◆ **Challenge**
From the listing below, pull out the lines that hold "University".

---------- Data entries

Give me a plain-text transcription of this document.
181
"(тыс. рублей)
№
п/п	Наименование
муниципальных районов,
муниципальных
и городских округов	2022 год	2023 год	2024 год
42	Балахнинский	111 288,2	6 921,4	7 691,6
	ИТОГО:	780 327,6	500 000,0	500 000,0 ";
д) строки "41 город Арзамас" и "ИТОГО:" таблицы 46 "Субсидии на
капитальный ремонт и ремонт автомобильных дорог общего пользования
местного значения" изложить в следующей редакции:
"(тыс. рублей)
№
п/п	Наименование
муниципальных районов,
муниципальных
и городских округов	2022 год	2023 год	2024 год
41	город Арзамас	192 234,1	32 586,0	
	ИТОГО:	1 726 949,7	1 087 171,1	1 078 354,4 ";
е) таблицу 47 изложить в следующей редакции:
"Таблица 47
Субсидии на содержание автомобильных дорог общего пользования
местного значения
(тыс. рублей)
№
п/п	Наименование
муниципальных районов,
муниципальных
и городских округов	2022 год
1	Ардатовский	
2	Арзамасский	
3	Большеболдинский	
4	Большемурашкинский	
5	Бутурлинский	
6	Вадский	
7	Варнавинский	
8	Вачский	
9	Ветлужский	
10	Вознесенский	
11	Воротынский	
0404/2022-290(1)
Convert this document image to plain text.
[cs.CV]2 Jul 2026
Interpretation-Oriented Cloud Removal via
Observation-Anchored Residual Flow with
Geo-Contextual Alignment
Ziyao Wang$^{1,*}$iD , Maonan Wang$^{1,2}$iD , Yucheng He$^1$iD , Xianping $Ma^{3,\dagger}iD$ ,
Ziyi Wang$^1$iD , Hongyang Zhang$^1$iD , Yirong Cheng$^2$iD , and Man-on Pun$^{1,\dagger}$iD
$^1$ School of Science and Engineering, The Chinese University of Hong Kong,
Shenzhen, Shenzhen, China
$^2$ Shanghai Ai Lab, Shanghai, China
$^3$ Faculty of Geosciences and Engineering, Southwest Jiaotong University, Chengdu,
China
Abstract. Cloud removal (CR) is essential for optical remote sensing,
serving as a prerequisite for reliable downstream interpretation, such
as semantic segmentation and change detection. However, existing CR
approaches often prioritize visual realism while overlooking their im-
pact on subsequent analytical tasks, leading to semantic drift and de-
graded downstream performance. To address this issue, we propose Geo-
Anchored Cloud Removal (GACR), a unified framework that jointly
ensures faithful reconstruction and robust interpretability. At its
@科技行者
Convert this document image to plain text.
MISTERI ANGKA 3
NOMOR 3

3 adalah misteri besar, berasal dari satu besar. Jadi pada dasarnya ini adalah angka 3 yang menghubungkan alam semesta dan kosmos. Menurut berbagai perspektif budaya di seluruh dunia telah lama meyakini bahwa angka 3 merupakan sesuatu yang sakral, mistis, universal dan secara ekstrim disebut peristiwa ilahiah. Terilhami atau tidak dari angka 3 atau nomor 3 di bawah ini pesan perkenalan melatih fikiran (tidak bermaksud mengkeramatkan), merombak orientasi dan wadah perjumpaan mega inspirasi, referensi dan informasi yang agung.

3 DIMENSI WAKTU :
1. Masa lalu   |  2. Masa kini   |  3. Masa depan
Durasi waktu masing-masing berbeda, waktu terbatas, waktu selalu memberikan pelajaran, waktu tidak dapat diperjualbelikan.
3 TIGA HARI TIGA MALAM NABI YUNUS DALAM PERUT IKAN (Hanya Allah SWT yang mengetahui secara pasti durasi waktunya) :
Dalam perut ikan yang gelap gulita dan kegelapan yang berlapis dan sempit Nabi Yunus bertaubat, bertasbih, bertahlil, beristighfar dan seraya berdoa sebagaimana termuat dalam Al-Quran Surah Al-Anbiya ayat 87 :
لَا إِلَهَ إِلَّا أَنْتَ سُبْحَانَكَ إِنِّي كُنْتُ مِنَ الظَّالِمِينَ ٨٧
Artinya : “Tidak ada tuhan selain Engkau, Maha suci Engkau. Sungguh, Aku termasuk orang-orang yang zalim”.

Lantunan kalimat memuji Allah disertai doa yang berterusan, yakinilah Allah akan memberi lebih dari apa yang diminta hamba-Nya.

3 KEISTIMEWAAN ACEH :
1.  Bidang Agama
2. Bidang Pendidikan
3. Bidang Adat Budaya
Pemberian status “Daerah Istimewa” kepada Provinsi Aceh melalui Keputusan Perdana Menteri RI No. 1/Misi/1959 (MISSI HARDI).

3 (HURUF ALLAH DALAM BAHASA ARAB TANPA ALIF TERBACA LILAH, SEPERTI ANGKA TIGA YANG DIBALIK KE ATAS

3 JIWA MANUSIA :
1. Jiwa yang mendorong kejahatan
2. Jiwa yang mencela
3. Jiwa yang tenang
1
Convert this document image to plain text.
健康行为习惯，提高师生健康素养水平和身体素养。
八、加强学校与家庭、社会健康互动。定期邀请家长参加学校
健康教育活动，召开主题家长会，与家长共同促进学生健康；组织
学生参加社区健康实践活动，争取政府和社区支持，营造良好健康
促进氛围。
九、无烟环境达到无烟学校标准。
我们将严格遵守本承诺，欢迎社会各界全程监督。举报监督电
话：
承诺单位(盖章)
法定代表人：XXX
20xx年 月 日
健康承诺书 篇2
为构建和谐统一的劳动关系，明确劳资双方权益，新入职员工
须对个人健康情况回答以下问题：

--------------------

◆ **Task output**
$^1$ School of Science and Engineering, The Chinese University of Hong Kong,
$^3$ Faculty of Geosciences and Engineering, Southwest Jiaotong University, Chengdu,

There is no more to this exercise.